### Problem requirements
Which lines have the string "AutoConso"? Copy all of them from the entries below.

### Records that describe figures
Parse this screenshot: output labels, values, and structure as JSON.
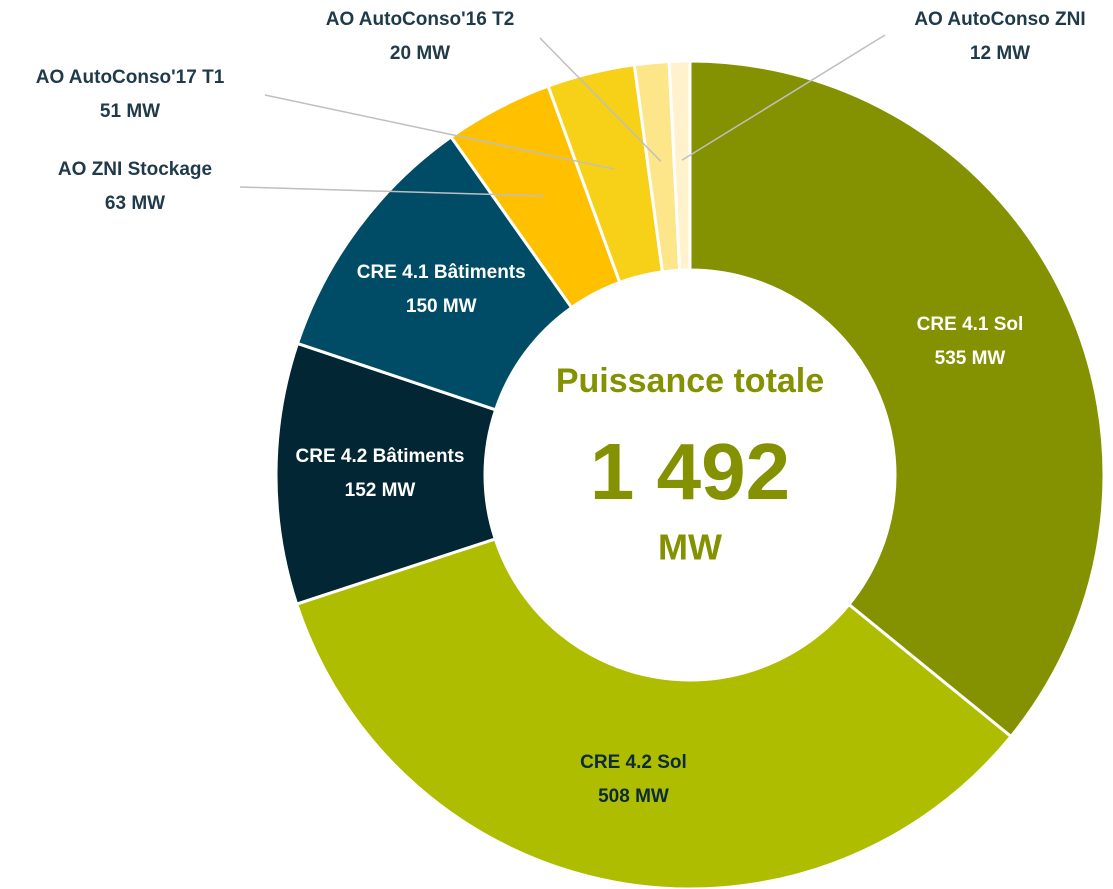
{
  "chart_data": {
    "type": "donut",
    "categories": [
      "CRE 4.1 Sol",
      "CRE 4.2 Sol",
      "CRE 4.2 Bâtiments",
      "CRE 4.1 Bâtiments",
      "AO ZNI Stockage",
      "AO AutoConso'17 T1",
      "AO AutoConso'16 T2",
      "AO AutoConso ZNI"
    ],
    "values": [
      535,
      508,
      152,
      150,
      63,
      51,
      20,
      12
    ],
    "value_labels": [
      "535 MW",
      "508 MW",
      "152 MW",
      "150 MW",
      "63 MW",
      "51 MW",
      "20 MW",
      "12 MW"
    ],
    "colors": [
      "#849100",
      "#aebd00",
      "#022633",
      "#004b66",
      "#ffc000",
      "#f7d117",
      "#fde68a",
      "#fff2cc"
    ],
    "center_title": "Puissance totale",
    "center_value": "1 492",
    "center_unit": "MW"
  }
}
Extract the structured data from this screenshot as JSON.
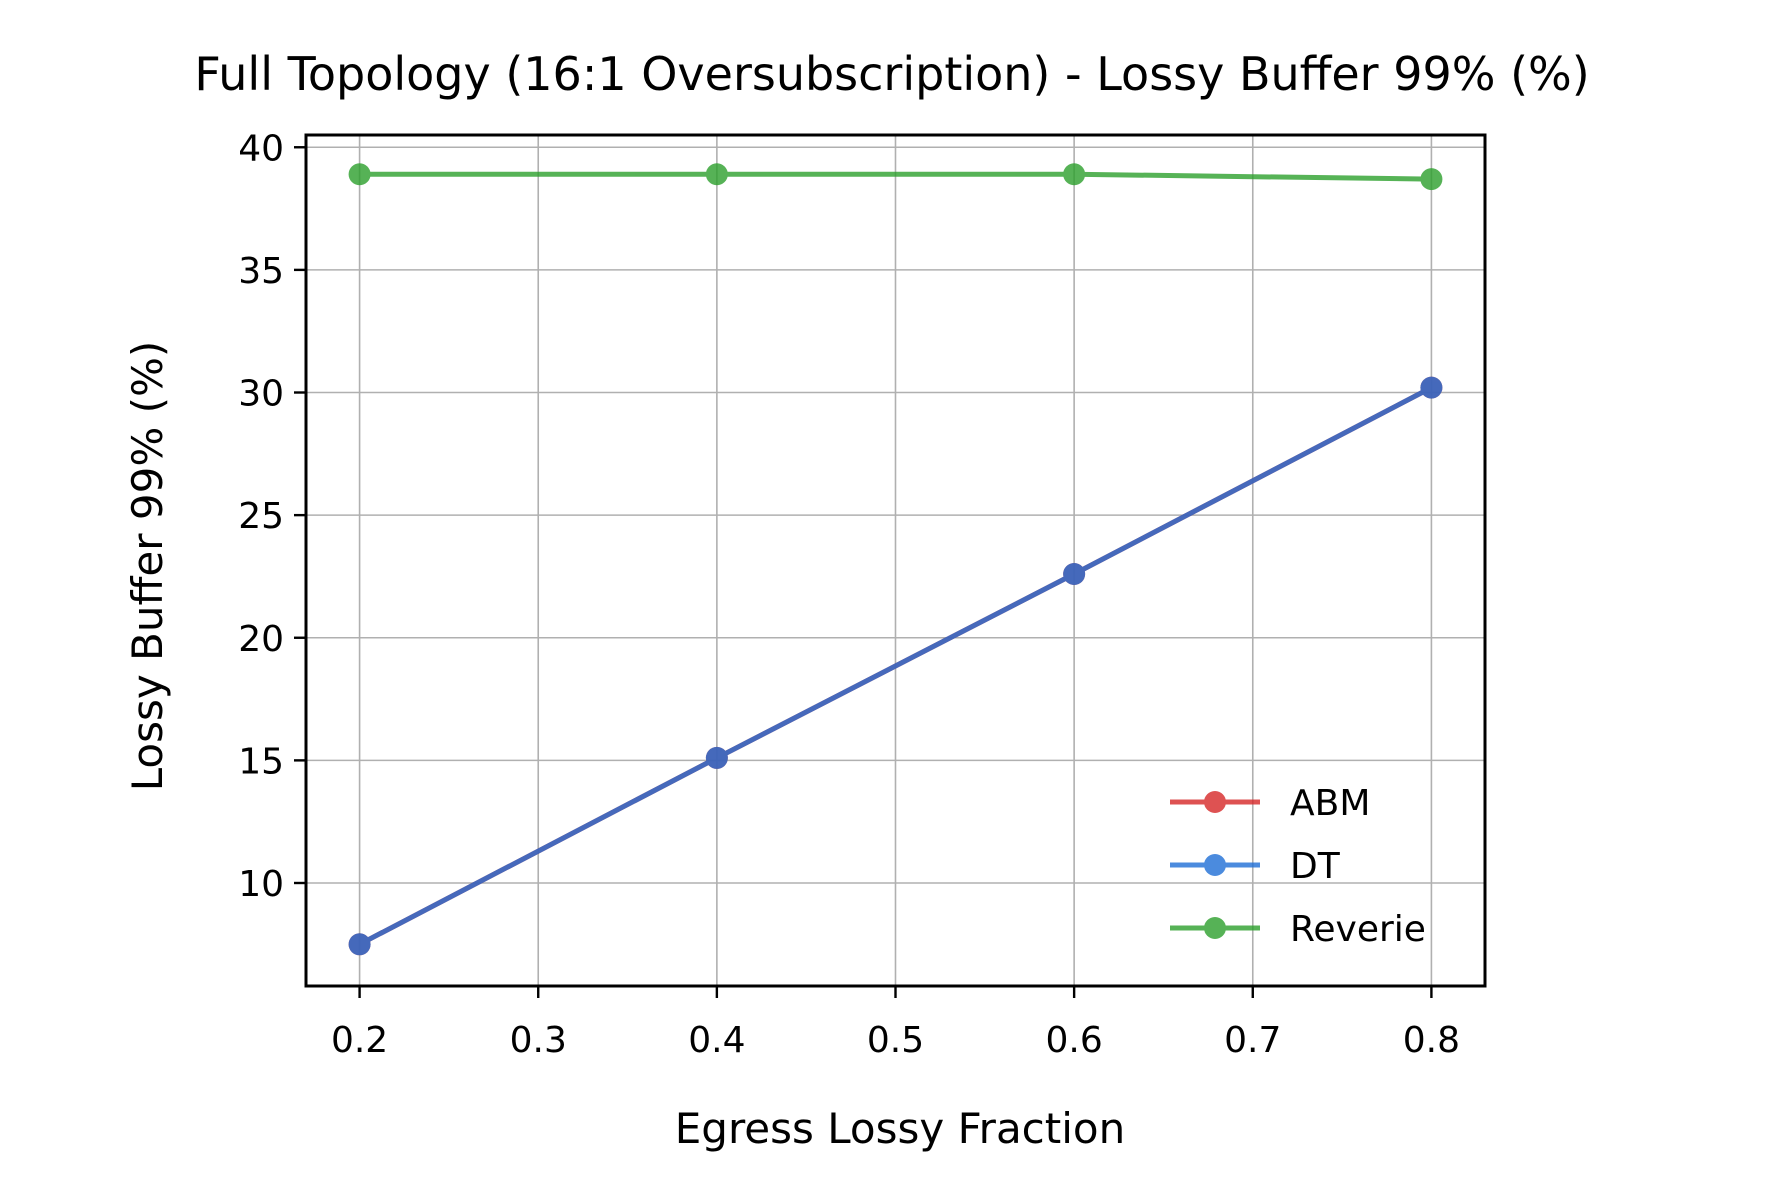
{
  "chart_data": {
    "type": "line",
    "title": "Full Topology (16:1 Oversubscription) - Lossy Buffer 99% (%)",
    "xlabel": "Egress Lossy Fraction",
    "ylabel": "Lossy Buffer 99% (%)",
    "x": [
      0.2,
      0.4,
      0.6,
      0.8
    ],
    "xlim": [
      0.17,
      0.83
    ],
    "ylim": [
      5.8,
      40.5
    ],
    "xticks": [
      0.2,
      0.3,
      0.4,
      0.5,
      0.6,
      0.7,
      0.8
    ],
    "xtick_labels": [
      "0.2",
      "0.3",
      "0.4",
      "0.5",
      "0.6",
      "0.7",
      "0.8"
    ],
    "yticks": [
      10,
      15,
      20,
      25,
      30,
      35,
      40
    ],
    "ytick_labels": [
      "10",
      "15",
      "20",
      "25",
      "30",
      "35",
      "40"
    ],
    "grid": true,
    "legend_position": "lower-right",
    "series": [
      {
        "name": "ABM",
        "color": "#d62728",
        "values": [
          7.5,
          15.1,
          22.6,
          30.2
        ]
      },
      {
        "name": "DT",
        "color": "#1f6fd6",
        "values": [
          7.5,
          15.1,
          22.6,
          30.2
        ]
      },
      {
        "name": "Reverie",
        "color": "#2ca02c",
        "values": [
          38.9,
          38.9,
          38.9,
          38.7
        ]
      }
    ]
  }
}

### Solution to the problem
      "AO AutoConso'17 T1",
      "AO AutoConso'16 T2",
      "AO AutoConso ZNI"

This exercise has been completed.